------ RAW DATA ------
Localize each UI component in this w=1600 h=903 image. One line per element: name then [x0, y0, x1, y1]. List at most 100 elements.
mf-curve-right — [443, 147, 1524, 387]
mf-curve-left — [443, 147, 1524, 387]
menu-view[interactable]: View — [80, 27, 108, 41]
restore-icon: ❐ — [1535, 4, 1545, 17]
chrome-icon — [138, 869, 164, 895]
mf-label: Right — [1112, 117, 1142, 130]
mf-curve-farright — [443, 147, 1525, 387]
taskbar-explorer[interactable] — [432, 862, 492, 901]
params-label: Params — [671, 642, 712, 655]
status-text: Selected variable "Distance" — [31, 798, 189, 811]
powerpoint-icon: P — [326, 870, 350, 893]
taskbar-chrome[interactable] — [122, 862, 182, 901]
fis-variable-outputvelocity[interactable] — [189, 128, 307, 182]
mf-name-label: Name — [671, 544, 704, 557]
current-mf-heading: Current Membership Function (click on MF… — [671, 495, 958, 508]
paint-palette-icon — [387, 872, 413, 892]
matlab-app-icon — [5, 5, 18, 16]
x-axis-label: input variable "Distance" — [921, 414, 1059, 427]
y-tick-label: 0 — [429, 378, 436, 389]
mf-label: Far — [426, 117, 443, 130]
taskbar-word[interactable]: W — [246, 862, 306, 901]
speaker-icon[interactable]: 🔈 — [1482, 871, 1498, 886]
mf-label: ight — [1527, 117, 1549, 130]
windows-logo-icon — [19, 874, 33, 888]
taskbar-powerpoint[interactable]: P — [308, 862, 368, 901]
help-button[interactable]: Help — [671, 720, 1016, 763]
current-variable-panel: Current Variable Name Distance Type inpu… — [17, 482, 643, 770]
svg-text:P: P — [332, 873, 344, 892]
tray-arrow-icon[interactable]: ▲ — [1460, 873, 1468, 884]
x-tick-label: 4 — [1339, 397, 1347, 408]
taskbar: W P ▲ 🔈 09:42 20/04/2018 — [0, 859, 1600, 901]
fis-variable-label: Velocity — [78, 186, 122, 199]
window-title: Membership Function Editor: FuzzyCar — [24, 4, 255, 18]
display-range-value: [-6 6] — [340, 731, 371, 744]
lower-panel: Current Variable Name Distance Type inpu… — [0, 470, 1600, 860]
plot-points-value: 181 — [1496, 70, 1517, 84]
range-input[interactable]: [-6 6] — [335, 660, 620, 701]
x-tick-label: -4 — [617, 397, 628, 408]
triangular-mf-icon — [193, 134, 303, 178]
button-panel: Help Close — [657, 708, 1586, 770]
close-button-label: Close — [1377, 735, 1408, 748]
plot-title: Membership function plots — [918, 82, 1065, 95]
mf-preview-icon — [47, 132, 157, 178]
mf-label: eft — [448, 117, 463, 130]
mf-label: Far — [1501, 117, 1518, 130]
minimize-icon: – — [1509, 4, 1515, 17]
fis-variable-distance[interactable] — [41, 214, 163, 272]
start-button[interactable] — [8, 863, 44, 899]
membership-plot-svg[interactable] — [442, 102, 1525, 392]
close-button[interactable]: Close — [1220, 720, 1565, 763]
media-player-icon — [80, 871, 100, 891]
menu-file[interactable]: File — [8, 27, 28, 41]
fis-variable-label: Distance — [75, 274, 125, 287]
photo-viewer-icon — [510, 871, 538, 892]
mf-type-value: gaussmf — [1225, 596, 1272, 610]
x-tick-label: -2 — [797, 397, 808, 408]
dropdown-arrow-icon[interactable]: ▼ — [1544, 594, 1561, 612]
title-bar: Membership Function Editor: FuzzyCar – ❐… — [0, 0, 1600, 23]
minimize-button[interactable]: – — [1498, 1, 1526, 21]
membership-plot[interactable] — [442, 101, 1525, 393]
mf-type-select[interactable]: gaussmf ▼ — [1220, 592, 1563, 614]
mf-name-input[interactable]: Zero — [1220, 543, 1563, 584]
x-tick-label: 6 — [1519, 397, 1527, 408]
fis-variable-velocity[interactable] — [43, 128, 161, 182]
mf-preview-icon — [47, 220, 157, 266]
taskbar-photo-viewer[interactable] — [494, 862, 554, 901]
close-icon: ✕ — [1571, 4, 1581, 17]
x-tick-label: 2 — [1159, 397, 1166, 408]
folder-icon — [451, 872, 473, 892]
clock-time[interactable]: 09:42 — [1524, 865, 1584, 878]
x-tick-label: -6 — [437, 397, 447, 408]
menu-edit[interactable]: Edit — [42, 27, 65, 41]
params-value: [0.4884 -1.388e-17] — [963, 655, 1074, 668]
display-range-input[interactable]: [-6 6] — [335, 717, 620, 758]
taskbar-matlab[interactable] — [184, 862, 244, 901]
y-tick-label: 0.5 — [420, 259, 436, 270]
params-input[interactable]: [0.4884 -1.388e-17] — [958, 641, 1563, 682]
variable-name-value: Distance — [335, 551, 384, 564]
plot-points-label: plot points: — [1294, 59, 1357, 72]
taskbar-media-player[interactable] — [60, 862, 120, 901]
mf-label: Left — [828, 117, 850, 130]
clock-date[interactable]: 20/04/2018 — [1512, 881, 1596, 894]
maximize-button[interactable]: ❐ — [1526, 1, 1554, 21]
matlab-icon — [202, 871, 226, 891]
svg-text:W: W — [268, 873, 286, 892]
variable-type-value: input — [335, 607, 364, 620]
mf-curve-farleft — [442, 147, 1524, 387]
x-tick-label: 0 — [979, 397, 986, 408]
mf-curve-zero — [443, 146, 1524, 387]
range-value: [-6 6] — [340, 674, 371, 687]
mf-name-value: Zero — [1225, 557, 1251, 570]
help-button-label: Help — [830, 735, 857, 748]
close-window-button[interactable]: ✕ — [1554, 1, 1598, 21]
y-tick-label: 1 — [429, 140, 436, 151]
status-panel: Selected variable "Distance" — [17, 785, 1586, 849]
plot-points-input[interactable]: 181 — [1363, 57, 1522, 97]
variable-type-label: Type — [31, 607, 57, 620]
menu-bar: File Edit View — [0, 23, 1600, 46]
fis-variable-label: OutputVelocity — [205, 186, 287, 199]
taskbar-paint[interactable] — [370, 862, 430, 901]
------
# TASK DESCRIPTION
Copy every line of the records above without changing anything.

# TASK RESULT
Localize each UI component in this w=1600 h=903 image. One line per element: name then [x0, y0, x1, y1]. List at most 100 elements.
mf-curve-right — [443, 147, 1524, 387]
mf-curve-left — [443, 147, 1524, 387]
menu-view[interactable]: View — [80, 27, 108, 41]
restore-icon: ❐ — [1535, 4, 1545, 17]
chrome-icon — [138, 869, 164, 895]
mf-label: Right — [1112, 117, 1142, 130]
mf-curve-farright — [443, 147, 1525, 387]
taskbar-explorer[interactable] — [432, 862, 492, 901]
params-label: Params — [671, 642, 712, 655]
status-text: Selected variable "Distance" — [31, 798, 189, 811]
powerpoint-icon: P — [326, 870, 350, 893]
taskbar-chrome[interactable] — [122, 862, 182, 901]
fis-variable-outputvelocity[interactable] — [189, 128, 307, 182]
mf-name-label: Name — [671, 544, 704, 557]
current-mf-heading: Current Membership Function (click on MF… — [671, 495, 958, 508]
paint-palette-icon — [387, 872, 413, 892]
matlab-app-icon — [5, 5, 18, 16]
x-axis-label: input variable "Distance" — [921, 414, 1059, 427]
y-tick-label: 0 — [429, 378, 436, 389]
mf-label: Far — [426, 117, 443, 130]
taskbar-word[interactable]: W — [246, 862, 306, 901]
speaker-icon[interactable]: 🔈 — [1482, 871, 1498, 886]
mf-label: ight — [1527, 117, 1549, 130]
windows-logo-icon — [19, 874, 33, 888]
taskbar-powerpoint[interactable]: P — [308, 862, 368, 901]
help-button[interactable]: Help — [671, 720, 1016, 763]
current-variable-panel: Current Variable Name Distance Type inpu… — [17, 482, 643, 770]
svg-text:P: P — [332, 873, 344, 892]
tray-arrow-icon[interactable]: ▲ — [1460, 873, 1468, 884]
x-tick-label: 4 — [1339, 397, 1347, 408]
taskbar: W P ▲ 🔈 09:42 20/04/2018 — [0, 859, 1600, 901]
fis-variable-label: Velocity — [78, 186, 122, 199]
window-title: Membership Function Editor: FuzzyCar — [24, 4, 255, 18]
display-range-value: [-6 6] — [340, 731, 371, 744]
lower-panel: Current Variable Name Distance Type inpu… — [0, 470, 1600, 860]
plot-points-value: 181 — [1496, 70, 1517, 84]
range-input[interactable]: [-6 6] — [335, 660, 620, 701]
x-tick-label: -4 — [617, 397, 628, 408]
triangular-mf-icon — [193, 134, 303, 178]
button-panel: Help Close — [657, 708, 1586, 770]
close-button-label: Close — [1377, 735, 1408, 748]
plot-title: Membership function plots — [918, 82, 1065, 95]
mf-preview-icon — [47, 132, 157, 178]
mf-label: eft — [448, 117, 463, 130]
mf-label: Far — [1501, 117, 1518, 130]
minimize-icon: – — [1509, 4, 1515, 17]
fis-variable-distance[interactable] — [41, 214, 163, 272]
start-button[interactable] — [8, 863, 44, 899]
membership-plot-svg[interactable] — [442, 102, 1525, 392]
close-button[interactable]: Close — [1220, 720, 1565, 763]
media-player-icon — [80, 871, 100, 891]
menu-file[interactable]: File — [8, 27, 28, 41]
fis-variable-label: Distance — [75, 274, 125, 287]
photo-viewer-icon — [510, 871, 538, 892]
mf-type-value: gaussmf — [1225, 596, 1272, 610]
x-tick-label: -2 — [797, 397, 808, 408]
dropdown-arrow-icon[interactable]: ▼ — [1544, 594, 1561, 612]
title-bar: Membership Function Editor: FuzzyCar – ❐… — [0, 0, 1600, 23]
minimize-button[interactable]: – — [1498, 1, 1526, 21]
membership-plot[interactable] — [442, 101, 1525, 393]
mf-type-select[interactable]: gaussmf ▼ — [1220, 592, 1563, 614]
mf-name-input[interactable]: Zero — [1220, 543, 1563, 584]
x-tick-label: 6 — [1519, 397, 1527, 408]
fis-variable-velocity[interactable] — [43, 128, 161, 182]
mf-preview-icon — [47, 220, 157, 266]
taskbar-photo-viewer[interactable] — [494, 862, 554, 901]
close-icon: ✕ — [1571, 4, 1581, 17]
x-tick-label: 2 — [1159, 397, 1166, 408]
folder-icon — [451, 872, 473, 892]
clock-time[interactable]: 09:42 — [1524, 865, 1584, 878]
x-tick-label: -6 — [437, 397, 447, 408]
menu-edit[interactable]: Edit — [42, 27, 65, 41]
params-value: [0.4884 -1.388e-17] — [963, 655, 1074, 668]
display-range-input[interactable]: [-6 6] — [335, 717, 620, 758]
taskbar-matlab[interactable] — [184, 862, 244, 901]
y-tick-label: 0.5 — [420, 259, 436, 270]
params-input[interactable]: [0.4884 -1.388e-17] — [958, 641, 1563, 682]
variable-name-value: Distance — [335, 551, 384, 564]
plot-points-label: plot points: — [1294, 59, 1357, 72]
taskbar-media-player[interactable] — [60, 862, 120, 901]
mf-label: Left — [828, 117, 850, 130]
clock-date[interactable]: 20/04/2018 — [1512, 881, 1596, 894]
maximize-button[interactable]: ❐ — [1526, 1, 1554, 21]
matlab-icon — [202, 871, 226, 891]
svg-text:W: W — [268, 873, 286, 892]
variable-type-value: input — [335, 607, 364, 620]
mf-curve-farleft — [442, 147, 1524, 387]
x-tick-label: 0 — [979, 397, 986, 408]
mf-curve-zero — [443, 146, 1524, 387]
range-value: [-6 6] — [340, 674, 371, 687]
mf-name-value: Zero — [1225, 557, 1251, 570]
help-button-label: Help — [830, 735, 857, 748]
close-window-button[interactable]: ✕ — [1554, 1, 1598, 21]
y-tick-label: 1 — [429, 140, 436, 151]
status-panel: Selected variable "Distance" — [17, 785, 1586, 849]
plot-points-input[interactable]: 181 — [1363, 57, 1522, 97]
variable-type-label: Type — [31, 607, 57, 620]
menu-bar: File Edit View — [0, 23, 1600, 46]
fis-variable-label: OutputVelocity — [205, 186, 287, 199]
taskbar-paint[interactable] — [370, 862, 430, 901]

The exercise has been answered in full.